WHAT YOU SHOULD DO :: Tally the lines that hold the string "ilości", and reply with the count alone.

[Start of RECORDS PROVIDED]

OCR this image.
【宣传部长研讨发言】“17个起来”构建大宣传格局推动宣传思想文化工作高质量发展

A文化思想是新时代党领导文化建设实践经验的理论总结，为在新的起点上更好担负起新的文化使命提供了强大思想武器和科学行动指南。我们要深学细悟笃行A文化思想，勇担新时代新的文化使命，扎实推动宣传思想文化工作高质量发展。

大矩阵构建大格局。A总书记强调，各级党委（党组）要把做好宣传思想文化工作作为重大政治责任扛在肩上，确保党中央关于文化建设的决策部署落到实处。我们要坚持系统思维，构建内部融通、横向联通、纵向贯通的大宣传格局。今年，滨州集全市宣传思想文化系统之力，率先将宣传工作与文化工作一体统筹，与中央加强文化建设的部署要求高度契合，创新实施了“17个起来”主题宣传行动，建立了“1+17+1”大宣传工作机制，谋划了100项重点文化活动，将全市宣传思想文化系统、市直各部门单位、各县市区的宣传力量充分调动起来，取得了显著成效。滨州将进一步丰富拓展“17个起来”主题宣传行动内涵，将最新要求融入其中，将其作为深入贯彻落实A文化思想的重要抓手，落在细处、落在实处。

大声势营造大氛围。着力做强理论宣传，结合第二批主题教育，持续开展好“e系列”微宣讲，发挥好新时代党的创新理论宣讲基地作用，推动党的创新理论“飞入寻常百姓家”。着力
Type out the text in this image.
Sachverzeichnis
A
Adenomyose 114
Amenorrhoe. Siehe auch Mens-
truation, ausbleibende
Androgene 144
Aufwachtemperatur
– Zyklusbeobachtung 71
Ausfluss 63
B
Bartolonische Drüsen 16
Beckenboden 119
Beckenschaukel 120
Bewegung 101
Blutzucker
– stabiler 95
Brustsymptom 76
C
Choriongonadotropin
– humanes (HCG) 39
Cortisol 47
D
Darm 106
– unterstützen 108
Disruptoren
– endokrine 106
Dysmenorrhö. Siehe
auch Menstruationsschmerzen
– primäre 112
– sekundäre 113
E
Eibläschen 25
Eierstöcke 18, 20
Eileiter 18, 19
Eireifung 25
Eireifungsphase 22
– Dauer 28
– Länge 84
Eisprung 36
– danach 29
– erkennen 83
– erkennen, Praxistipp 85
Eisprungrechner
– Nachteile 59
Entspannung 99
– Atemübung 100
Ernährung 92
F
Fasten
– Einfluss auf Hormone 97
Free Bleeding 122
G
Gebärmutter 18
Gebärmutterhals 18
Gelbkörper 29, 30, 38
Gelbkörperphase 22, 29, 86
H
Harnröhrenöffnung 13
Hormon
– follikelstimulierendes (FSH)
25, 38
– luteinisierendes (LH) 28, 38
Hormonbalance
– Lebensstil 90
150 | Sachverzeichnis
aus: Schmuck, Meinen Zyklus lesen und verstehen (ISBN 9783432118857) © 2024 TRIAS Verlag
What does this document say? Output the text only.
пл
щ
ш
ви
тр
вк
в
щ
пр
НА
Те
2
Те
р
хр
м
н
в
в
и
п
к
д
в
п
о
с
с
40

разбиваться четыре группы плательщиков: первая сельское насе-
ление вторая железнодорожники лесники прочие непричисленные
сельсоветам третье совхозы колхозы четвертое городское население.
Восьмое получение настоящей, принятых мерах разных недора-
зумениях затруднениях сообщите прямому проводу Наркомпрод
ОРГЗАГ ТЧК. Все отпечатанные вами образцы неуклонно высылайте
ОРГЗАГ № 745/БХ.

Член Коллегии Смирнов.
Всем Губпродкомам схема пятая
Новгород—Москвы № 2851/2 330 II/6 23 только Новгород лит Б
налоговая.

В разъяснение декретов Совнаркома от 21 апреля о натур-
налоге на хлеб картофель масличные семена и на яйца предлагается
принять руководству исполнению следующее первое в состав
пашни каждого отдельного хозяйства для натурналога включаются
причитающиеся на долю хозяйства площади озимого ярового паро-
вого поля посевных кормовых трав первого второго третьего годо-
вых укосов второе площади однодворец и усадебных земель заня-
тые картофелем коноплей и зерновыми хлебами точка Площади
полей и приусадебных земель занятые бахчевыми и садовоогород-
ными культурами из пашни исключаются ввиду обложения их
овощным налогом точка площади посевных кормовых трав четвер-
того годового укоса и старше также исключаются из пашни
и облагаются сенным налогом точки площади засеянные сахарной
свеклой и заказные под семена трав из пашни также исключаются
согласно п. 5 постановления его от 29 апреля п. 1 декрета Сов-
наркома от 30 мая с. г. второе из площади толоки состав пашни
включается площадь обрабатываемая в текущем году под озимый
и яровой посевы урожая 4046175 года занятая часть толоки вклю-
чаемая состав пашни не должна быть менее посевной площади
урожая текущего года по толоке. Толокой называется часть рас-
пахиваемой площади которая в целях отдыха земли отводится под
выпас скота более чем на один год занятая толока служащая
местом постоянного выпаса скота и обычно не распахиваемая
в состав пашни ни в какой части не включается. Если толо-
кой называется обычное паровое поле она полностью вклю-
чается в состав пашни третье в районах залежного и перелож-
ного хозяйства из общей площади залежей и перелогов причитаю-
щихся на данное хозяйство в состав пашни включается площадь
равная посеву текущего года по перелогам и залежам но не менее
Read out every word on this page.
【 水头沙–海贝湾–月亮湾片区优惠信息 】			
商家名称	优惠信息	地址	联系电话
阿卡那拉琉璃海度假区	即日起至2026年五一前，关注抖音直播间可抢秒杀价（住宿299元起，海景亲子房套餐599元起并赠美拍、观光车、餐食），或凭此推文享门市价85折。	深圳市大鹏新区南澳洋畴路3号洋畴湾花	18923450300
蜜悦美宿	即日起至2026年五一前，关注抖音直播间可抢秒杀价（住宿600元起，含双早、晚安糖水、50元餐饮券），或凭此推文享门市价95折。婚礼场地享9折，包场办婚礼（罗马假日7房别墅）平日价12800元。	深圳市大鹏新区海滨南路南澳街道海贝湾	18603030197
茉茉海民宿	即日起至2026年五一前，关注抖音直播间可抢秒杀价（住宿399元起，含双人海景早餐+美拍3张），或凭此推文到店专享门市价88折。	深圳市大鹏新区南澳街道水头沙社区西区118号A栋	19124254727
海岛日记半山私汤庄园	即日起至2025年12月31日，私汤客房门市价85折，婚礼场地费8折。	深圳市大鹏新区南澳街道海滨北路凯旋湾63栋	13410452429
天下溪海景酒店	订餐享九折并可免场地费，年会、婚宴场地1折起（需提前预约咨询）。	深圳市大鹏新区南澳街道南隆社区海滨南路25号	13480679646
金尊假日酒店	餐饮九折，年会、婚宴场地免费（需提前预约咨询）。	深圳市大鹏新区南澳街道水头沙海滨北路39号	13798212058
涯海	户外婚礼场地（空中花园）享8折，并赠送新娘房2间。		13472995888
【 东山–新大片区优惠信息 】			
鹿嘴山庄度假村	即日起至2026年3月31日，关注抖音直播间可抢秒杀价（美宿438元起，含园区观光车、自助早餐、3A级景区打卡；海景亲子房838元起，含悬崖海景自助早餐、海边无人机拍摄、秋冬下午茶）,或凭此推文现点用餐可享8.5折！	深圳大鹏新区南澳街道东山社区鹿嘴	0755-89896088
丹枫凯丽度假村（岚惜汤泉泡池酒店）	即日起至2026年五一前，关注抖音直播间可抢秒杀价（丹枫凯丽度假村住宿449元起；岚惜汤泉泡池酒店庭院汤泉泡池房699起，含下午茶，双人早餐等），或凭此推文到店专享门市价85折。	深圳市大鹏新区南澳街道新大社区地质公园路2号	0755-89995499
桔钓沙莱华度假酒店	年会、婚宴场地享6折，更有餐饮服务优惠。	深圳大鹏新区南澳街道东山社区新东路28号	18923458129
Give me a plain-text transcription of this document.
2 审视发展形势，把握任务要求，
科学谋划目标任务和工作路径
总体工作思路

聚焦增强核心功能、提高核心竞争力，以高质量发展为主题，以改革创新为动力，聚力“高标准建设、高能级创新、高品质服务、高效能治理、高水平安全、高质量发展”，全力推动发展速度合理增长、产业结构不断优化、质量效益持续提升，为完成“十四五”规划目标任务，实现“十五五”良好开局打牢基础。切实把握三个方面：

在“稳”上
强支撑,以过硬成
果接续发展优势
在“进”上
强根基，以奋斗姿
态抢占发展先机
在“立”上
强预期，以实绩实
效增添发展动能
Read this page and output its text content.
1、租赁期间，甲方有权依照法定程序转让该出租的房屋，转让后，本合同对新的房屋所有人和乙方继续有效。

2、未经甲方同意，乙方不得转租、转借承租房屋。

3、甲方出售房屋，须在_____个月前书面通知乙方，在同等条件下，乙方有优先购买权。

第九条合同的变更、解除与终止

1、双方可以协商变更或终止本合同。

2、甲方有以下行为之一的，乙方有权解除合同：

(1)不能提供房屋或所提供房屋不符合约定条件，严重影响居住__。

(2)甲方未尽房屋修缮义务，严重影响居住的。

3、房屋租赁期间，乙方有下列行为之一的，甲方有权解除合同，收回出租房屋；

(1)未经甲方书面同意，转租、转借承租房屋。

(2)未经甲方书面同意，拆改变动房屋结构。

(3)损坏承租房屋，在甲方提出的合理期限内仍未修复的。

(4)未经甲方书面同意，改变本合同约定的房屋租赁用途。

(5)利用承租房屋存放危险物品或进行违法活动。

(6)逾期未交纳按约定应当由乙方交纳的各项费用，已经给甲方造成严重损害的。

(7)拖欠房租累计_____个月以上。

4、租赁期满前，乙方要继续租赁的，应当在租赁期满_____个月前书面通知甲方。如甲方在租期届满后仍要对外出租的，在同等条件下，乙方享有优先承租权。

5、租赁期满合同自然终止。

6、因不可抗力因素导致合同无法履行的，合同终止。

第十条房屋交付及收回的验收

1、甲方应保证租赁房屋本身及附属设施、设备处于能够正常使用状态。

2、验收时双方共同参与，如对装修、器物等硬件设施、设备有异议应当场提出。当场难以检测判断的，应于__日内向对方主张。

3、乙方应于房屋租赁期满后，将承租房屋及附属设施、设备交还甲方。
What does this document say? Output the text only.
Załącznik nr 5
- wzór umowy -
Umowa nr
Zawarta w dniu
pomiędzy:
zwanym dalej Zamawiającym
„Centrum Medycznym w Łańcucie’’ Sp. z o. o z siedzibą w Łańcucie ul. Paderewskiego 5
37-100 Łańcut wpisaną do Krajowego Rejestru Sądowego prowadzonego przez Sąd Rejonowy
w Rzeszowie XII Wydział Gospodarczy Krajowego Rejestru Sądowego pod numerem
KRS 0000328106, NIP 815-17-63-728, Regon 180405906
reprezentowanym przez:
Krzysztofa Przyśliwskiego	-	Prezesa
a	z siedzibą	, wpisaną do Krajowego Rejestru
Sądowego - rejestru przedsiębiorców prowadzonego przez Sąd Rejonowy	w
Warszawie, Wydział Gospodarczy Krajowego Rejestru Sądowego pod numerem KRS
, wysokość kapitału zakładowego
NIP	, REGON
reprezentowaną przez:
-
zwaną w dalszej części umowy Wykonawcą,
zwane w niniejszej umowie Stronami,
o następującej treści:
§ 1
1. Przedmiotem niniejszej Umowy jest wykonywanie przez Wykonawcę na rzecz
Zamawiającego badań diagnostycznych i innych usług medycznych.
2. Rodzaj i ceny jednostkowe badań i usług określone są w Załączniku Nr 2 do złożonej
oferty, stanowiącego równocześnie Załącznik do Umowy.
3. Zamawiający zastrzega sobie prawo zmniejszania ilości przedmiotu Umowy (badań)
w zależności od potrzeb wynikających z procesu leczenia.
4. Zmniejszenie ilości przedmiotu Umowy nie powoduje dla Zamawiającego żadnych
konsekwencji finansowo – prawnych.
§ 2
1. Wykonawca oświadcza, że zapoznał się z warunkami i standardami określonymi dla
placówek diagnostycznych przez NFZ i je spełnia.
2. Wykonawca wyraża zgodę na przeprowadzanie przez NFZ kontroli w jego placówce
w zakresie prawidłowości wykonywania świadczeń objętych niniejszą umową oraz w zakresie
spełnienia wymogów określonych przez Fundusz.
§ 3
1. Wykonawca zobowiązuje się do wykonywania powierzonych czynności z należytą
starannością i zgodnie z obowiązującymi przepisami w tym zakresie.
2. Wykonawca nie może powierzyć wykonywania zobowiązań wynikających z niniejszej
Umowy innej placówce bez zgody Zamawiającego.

[End of RECORDS PROVIDED]

ANSWER TO THE PROBLEM :: 2